[Recorded data]
_ _ _ _ _ _ _

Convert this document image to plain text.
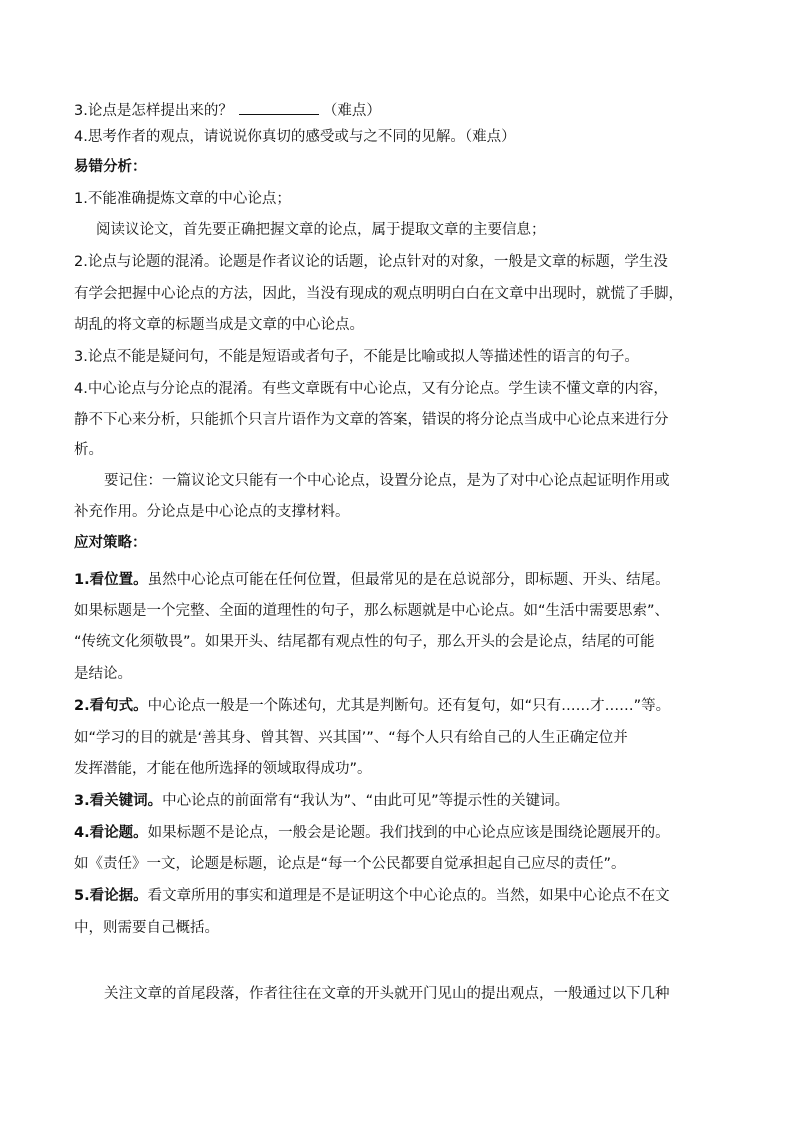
3.论点是怎样提出来的？	（难点）
4.思考作者的观点，请说说你真切的感受或与之不同的见解。（难点）
易错分析：
1.不能准确提炼文章的中心论点；
阅读议论文，首先要正确把握文章的论点，属于提取文章的主要信息；
2.论点与论题的混淆。论题是作者议论的话题，论点针对的对象，一般是文章的标题，学生没
有学会把握中心论点的方法，因此，当没有现成的观点明明白白在文章中出现时，就慌了手脚，
胡乱的将文章的标题当成是文章的中心论点。
3.论点不能是疑问句，不能是短语或者句子，不能是比喻或拟人等描述性的语言的句子。
4.中心论点与分论点的混淆。有些文章既有中心论点，又有分论点。学生读不懂文章的内容，
静不下心来分析，只能抓个只言片语作为文章的答案，错误的将分论点当成中心论点来进行分
析。
要记住：一篇议论文只能有一个中心论点，设置分论点，是为了对中心论点起证明作用或
补充作用。分论点是中心论点的支撑材料。
应对策略：
1.看位置。虽然中心论点可能在任何位置，但最常见的是在总说部分，即标题、开头、结尾。
如果标题是一个完整、全面的道理性的句子，那么标题就是中心论点。如“生活中需要思索”、
“传统文化须敬畏”。如果开头、结尾都有观点性的句子，那么开头的会是论点，结尾的可能
是结论。
2.看句式。中心论点一般是一个陈述句，尤其是判断句。还有复句，如“只有……才……”等。
如“学习的目的就是‘善其身、曾其智、兴其国’”、“每个人只有给自己的人生正确定位并
发挥潜能，才能在他所选择的领域取得成功”。
3.看关键词。中心论点的前面常有“我认为”、“由此可见”等提示性的关键词。
4.看论题。如果标题不是论点，一般会是论题。我们找到的中心论点应该是围绕论题展开的。
如《责任》一文，论题是标题，论点是“每一个公民都要自觉承担起自己应尽的责任”。
5.看论据。看文章所用的事实和道理是不是证明这个中心论点的。当然，如果中心论点不在文
中，则需要自己概括。
关注文章的首尾段落，作者往往在文章的开头就开门见山的提出观点，一般通过以下几种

_ _ _ _ _ _ _

Your task | Give an exact reproduction of every line, leaving out any picture.

Written response |
Convert this document image to plain text.
3.论点是怎样提出来的？	（难点）
4.思考作者的观点，请说说你真切的感受或与之不同的见解。（难点）
易错分析：
1.不能准确提炼文章的中心论点；
阅读议论文，首先要正确把握文章的论点，属于提取文章的主要信息；
2.论点与论题的混淆。论题是作者议论的话题，论点针对的对象，一般是文章的标题，学生没
有学会把握中心论点的方法，因此，当没有现成的观点明明白白在文章中出现时，就慌了手脚，
胡乱的将文章的标题当成是文章的中心论点。
3.论点不能是疑问句，不能是短语或者句子，不能是比喻或拟人等描述性的语言的句子。
4.中心论点与分论点的混淆。有些文章既有中心论点，又有分论点。学生读不懂文章的内容，
静不下心来分析，只能抓个只言片语作为文章的答案，错误的将分论点当成中心论点来进行分
析。
要记住：一篇议论文只能有一个中心论点，设置分论点，是为了对中心论点起证明作用或
补充作用。分论点是中心论点的支撑材料。
应对策略：
1.看位置。虽然中心论点可能在任何位置，但最常见的是在总说部分，即标题、开头、结尾。
如果标题是一个完整、全面的道理性的句子，那么标题就是中心论点。如“生活中需要思索”、
“传统文化须敬畏”。如果开头、结尾都有观点性的句子，那么开头的会是论点，结尾的可能
是结论。
2.看句式。中心论点一般是一个陈述句，尤其是判断句。还有复句，如“只有……才……”等。
如“学习的目的就是‘善其身、曾其智、兴其国’”、“每个人只有给自己的人生正确定位并
发挥潜能，才能在他所选择的领域取得成功”。
3.看关键词。中心论点的前面常有“我认为”、“由此可见”等提示性的关键词。
4.看论题。如果标题不是论点，一般会是论题。我们找到的中心论点应该是围绕论题展开的。
如《责任》一文，论题是标题，论点是“每一个公民都要自觉承担起自己应尽的责任”。
5.看论据。看文章所用的事实和道理是不是证明这个中心论点的。当然，如果中心论点不在文
中，则需要自己概括。
关注文章的首尾段落，作者往往在文章的开头就开门见山的提出观点，一般通过以下几种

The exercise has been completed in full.